Leave the pictures out and print every record below exactly as it stands.
------
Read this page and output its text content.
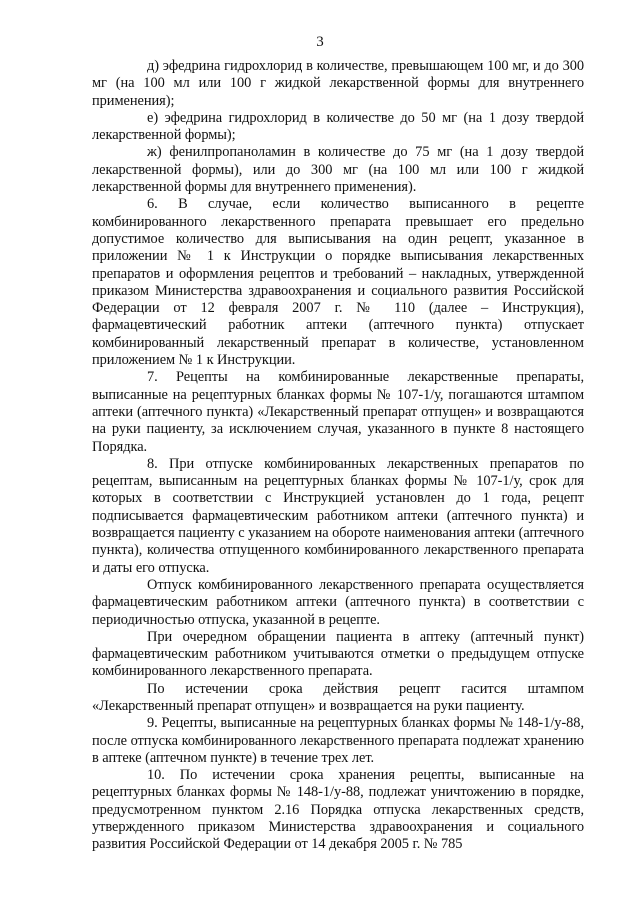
3

д) эфедрина гидрохлорид в количестве, превышающем 100 мг, и до 300 мг (на 100 мл или 100 г жидкой лекарственной формы для внутреннего применения);

е) эфедрина гидрохлорид в количестве до 50 мг (на 1 дозу твердой лекарственной формы);

ж) фенилпропаноламин в количестве до 75 мг (на 1 дозу твердой лекарственной формы), или до 300 мг (на 100 мл или 100 г жидкой лекарственной формы для внутреннего применения).

6. В случае, если количество выписанного в рецепте комбинированного лекарственного препарата превышает его предельно допустимое количество для выписывания на один рецепт, указанное в приложении № 1 к Инструкции о порядке выписывания лекарственных препаратов и оформления рецептов и требований – накладных, утвержденной приказом Министерства здравоохранения и социального развития Российской Федерации от 12 февраля 2007 г. № 110 (далее – Инструкция), фармацевтический работник аптеки (аптечного пункта) отпускает комбинированный лекарственный препарат в количестве, установленном приложением № 1 к Инструкции.

7. Рецепты на комбинированные лекарственные препараты, выписанные на рецептурных бланках формы № 107-1/у, погашаются штампом аптеки (аптечного пункта) «Лекарственный препарат отпущен» и возвращаются на руки пациенту, за исключением случая, указанного в пункте 8 настоящего Порядка.

8. При отпуске комбинированных лекарственных препаратов по рецептам, выписанным на рецептурных бланках формы № 107-1/у, срок для которых в соответствии с Инструкцией установлен до 1 года, рецепт подписывается фармацевтическим работником аптеки (аптечного пункта) и возвращается пациенту с указанием на обороте наименования аптеки (аптечного пункта), количества отпущенного комбинированного лекарственного препарата и даты его отпуска.

Отпуск комбинированного лекарственного препарата осуществляется фармацевтическим работником аптеки (аптечного пункта) в соответствии с периодичностью отпуска, указанной в рецепте.

При очередном обращении пациента в аптеку (аптечный пункт) фармацевтическим работником учитываются отметки о предыдущем отпуске комбинированного лекарственного препарата.

По истечении срока действия рецепт гасится штампом «Лекарственный препарат отпущен» и возвращается на руки пациенту.

9. Рецепты, выписанные на рецептурных бланках формы № 148-1/у-88, после отпуска комбинированного лекарственного препарата подлежат хранению в аптеке (аптечном пункте) в течение трех лет.

10. По истечении срока хранения рецепты, выписанные на рецептурных бланках формы № 148-1/у-88, подлежат уничтожению в порядке, предусмотренном пунктом 2.16 Порядка отпуска лекарственных средств, утвержденного приказом Министерства здравоохранения и социального развития Российской Федерации от 14 декабря 2005 г. № 785
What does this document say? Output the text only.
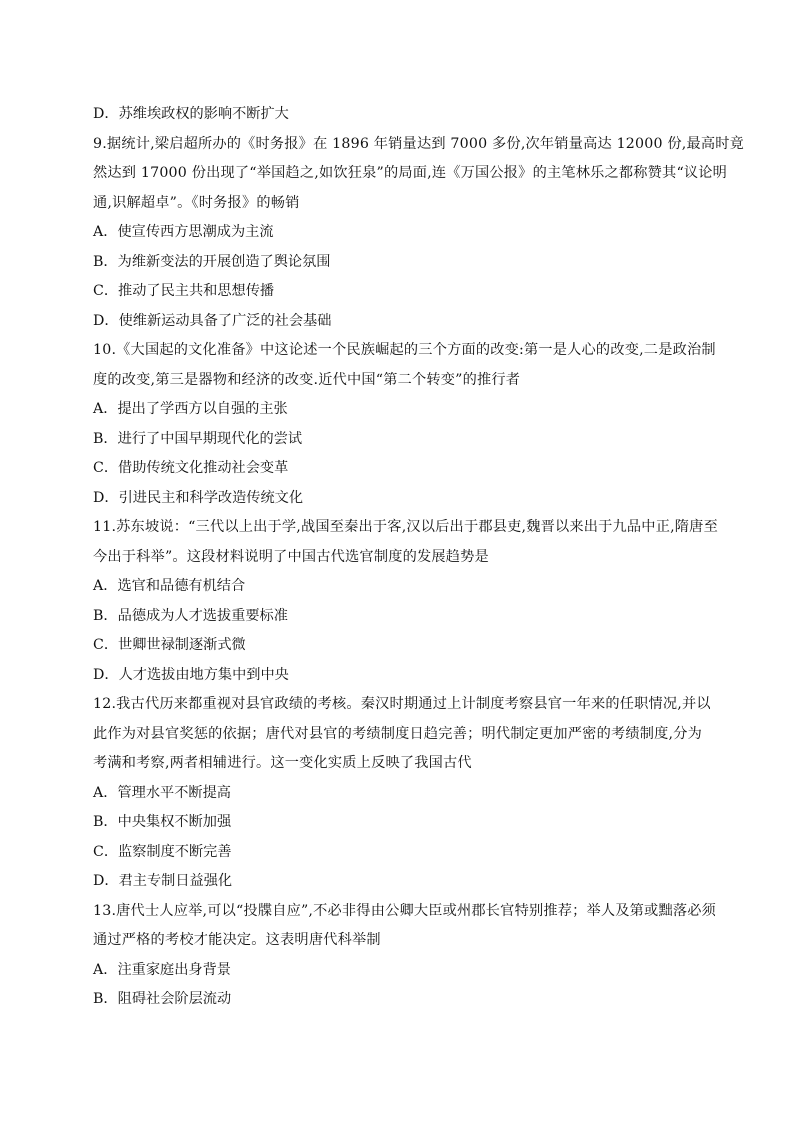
D．苏维埃政权的影响不断扩大
9.据统计,梁启超所办的《时务报》在 1896 年销量达到 7000 多份,次年销量高达 12000 份,最高时竟
然达到 17000 份出现了“举国趋之,如饮狂泉”的局面,连《万国公报》的主笔林乐之都称赞其“议论明
通,识解超卓”。《时务报》的畅销
A．使宣传西方思潮成为主流
B．为维新变法的开展创造了舆论氛围
C．推动了民主共和思想传播
D．使维新运动具备了广泛的社会基础
10.《大国起的文化准备》中这论述一个民族崛起的三个方面的改变:第一是人心的改变,二是政治制
度的改变,第三是器物和经济的改变.近代中国“第二个转变”的推行者
A．提出了学西方以自强的主张
B．进行了中国早期现代化的尝试
C．借助传统文化推动社会变革
D．引进民主和科学改造传统文化
11.苏东坡说：“三代以上出于学,战国至秦出于客,汉以后出于郡县吏,魏晋以来出于九品中正,隋唐至
今出于科举”。这段材料说明了中国古代选官制度的发展趋势是
A．选官和品德有机结合
B．品德成为人才选拔重要标准
C．世卿世禄制逐渐式微
D．人才选拔由地方集中到中央
12.我古代历来都重视对县官政绩的考核。秦汉时期通过上计制度考察县官一年来的任职情况,并以
此作为对县官奖惩的依据；唐代对县官的考绩制度日趋完善；明代制定更加严密的考绩制度,分为
考满和考察,两者相辅进行。这一变化实质上反映了我国古代
A．管理水平不断提高
B．中央集权不断加强
C．监察制度不断完善
D．君主专制日益强化
13.唐代士人应举,可以“投牒自应”,不必非得由公卿大臣或州郡长官特别推荐；举人及第或黜落必须
通过严格的考校才能决定。这表明唐代科举制
A．注重家庭出身背景
B．阻碍社会阶层流动
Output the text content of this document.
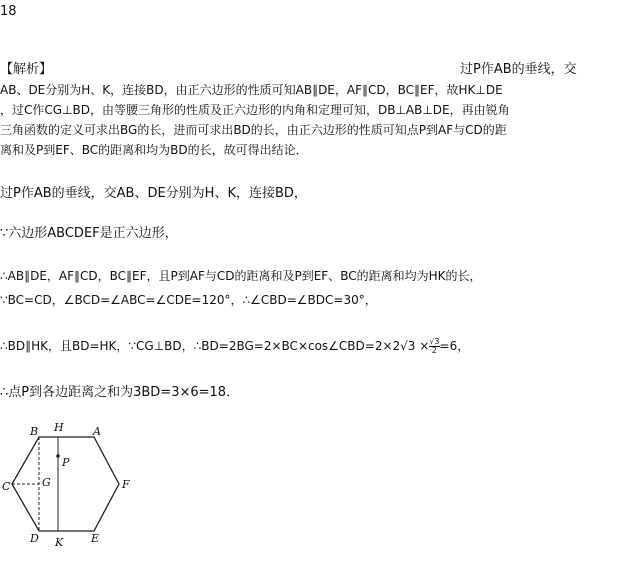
18
【解析】	过P作AB的垂线，交
AB、DE分别为H、K，连接BD，由正六边形的性质可知AB∥DE，AF∥CD，BC∥EF，故HK⊥DE
，过C作CG⊥BD，由等腰三角形的性质及正六边形的内角和定理可知，DB⊥AB⊥DE，再由锐角
三角函数的定义可求出BG的长，进而可求出BD的长，由正六边形的性质可知点P到AF与CD的距
离和及P到EF、BC的距离和均为BD的长，故可得出结论．
过P作AB的垂线，交AB、DE分别为H、K，连接BD，
∵六边形ABCDEF是正六边形，
∴AB∥DE，AF∥CD，BC∥EF，且P到AF与CD的距离和及P到EF、BC的距离和均为HK的长，
∵BC=CD，∠BCD=∠ABC=∠CDE=120°，∴∠CBD=∠BDC=30°，
∴BD∥HK，且BD=HK，∵CG⊥BD，∴BD=2BG=2×BC×cos∠CBD=2×2√3 × $\frac{√3}{2} =6$，
∴点P到各边距离之和为3BD=3×6=18．
B H	A
P
C	G	F
D K	E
------
#### SOLUTION TO THE EXERCISE:
Read this page and output its text content.
3

д) эфедрина гидрохлорид в количестве, превышающем 100 мг, и до 300 мг (на 100 мл или 100 г жидкой лекарственной формы для внутреннего применения);

е) эфедрина гидрохлорид в количестве до 50 мг (на 1 дозу твердой лекарственной формы);

ж) фенилпропаноламин в количестве до 75 мг (на 1 дозу твердой лекарственной формы), или до 300 мг (на 100 мл или 100 г жидкой лекарственной формы для внутреннего применения).

6. В случае, если количество выписанного в рецепте комбинированного лекарственного препарата превышает его предельно допустимое количество для выписывания на один рецепт, указанное в приложении № 1 к Инструкции о порядке выписывания лекарственных препаратов и оформления рецептов и требований – накладных, утвержденной приказом Министерства здравоохранения и социального развития Российской Федерации от 12 февраля 2007 г. № 110 (далее – Инструкция), фармацевтический работник аптеки (аптечного пункта) отпускает комбинированный лекарственный препарат в количестве, установленном приложением № 1 к Инструкции.

7. Рецепты на комбинированные лекарственные препараты, выписанные на рецептурных бланках формы № 107-1/у, погашаются штампом аптеки (аптечного пункта) «Лекарственный препарат отпущен» и возвращаются на руки пациенту, за исключением случая, указанного в пункте 8 настоящего Порядка.

8. При отпуске комбинированных лекарственных препаратов по рецептам, выписанным на рецептурных бланках формы № 107-1/у, срок для которых в соответствии с Инструкцией установлен до 1 года, рецепт подписывается фармацевтическим работником аптеки (аптечного пункта) и возвращается пациенту с указанием на обороте наименования аптеки (аптечного пункта), количества отпущенного комбинированного лекарственного препарата и даты его отпуска.

Отпуск комбинированного лекарственного препарата осуществляется фармацевтическим работником аптеки (аптечного пункта) в соответствии с периодичностью отпуска, указанной в рецепте.

При очередном обращении пациента в аптеку (аптечный пункт) фармацевтическим работником учитываются отметки о предыдущем отпуске комбинированного лекарственного препарата.

По истечении срока действия рецепт гасится штампом «Лекарственный препарат отпущен» и возвращается на руки пациенту.

9. Рецепты, выписанные на рецептурных бланках формы № 148-1/у-88, после отпуска комбинированного лекарственного препарата подлежат хранению в аптеке (аптечном пункте) в течение трех лет.

10. По истечении срока хранения рецепты, выписанные на рецептурных бланках формы № 148-1/у-88, подлежат уничтожению в порядке, предусмотренном пунктом 2.16 Порядка отпуска лекарственных средств, утвержденного приказом Министерства здравоохранения и социального развития Российской Федерации от 14 декабря 2005 г. № 785
What does this document say? Output the text only.
D．苏维埃政权的影响不断扩大
9.据统计,梁启超所办的《时务报》在 1896 年销量达到 7000 多份,次年销量高达 12000 份,最高时竟
然达到 17000 份出现了“举国趋之,如饮狂泉”的局面,连《万国公报》的主笔林乐之都称赞其“议论明
通,识解超卓”。《时务报》的畅销
A．使宣传西方思潮成为主流
B．为维新变法的开展创造了舆论氛围
C．推动了民主共和思想传播
D．使维新运动具备了广泛的社会基础
10.《大国起的文化准备》中这论述一个民族崛起的三个方面的改变:第一是人心的改变,二是政治制
度的改变,第三是器物和经济的改变.近代中国“第二个转变”的推行者
A．提出了学西方以自强的主张
B．进行了中国早期现代化的尝试
C．借助传统文化推动社会变革
D．引进民主和科学改造传统文化
11.苏东坡说：“三代以上出于学,战国至秦出于客,汉以后出于郡县吏,魏晋以来出于九品中正,隋唐至
今出于科举”。这段材料说明了中国古代选官制度的发展趋势是
A．选官和品德有机结合
B．品德成为人才选拔重要标准
C．世卿世禄制逐渐式微
D．人才选拔由地方集中到中央
12.我古代历来都重视对县官政绩的考核。秦汉时期通过上计制度考察县官一年来的任职情况,并以
此作为对县官奖惩的依据；唐代对县官的考绩制度日趋完善；明代制定更加严密的考绩制度,分为
考满和考察,两者相辅进行。这一变化实质上反映了我国古代
A．管理水平不断提高
B．中央集权不断加强
C．监察制度不断完善
D．君主专制日益强化
13.唐代士人应举,可以“投牒自应”,不必非得由公卿大臣或州郡长官特别推荐；举人及第或黜落必须
通过严格的考校才能决定。这表明唐代科举制
A．注重家庭出身背景
B．阻碍社会阶层流动
Output the text content of this document.
18
【解析】	过P作AB的垂线，交
AB、DE分别为H、K，连接BD，由正六边形的性质可知AB∥DE，AF∥CD，BC∥EF，故HK⊥DE
，过C作CG⊥BD，由等腰三角形的性质及正六边形的内角和定理可知，DB⊥AB⊥DE，再由锐角
三角函数的定义可求出BG的长，进而可求出BD的长，由正六边形的性质可知点P到AF与CD的距
离和及P到EF、BC的距离和均为BD的长，故可得出结论．
过P作AB的垂线，交AB、DE分别为H、K，连接BD，
∵六边形ABCDEF是正六边形，
∴AB∥DE，AF∥CD，BC∥EF，且P到AF与CD的距离和及P到EF、BC的距离和均为HK的长，
∵BC=CD，∠BCD=∠ABC=∠CDE=120°，∴∠CBD=∠BDC=30°，
∴BD∥HK，且BD=HK，∵CG⊥BD，∴BD=2BG=2×BC×cos∠CBD=2×2√3 × $\frac{√3}{2} =6$，
∴点P到各边距离之和为3BD=3×6=18．
B H	A
P
C	G	F
D K	E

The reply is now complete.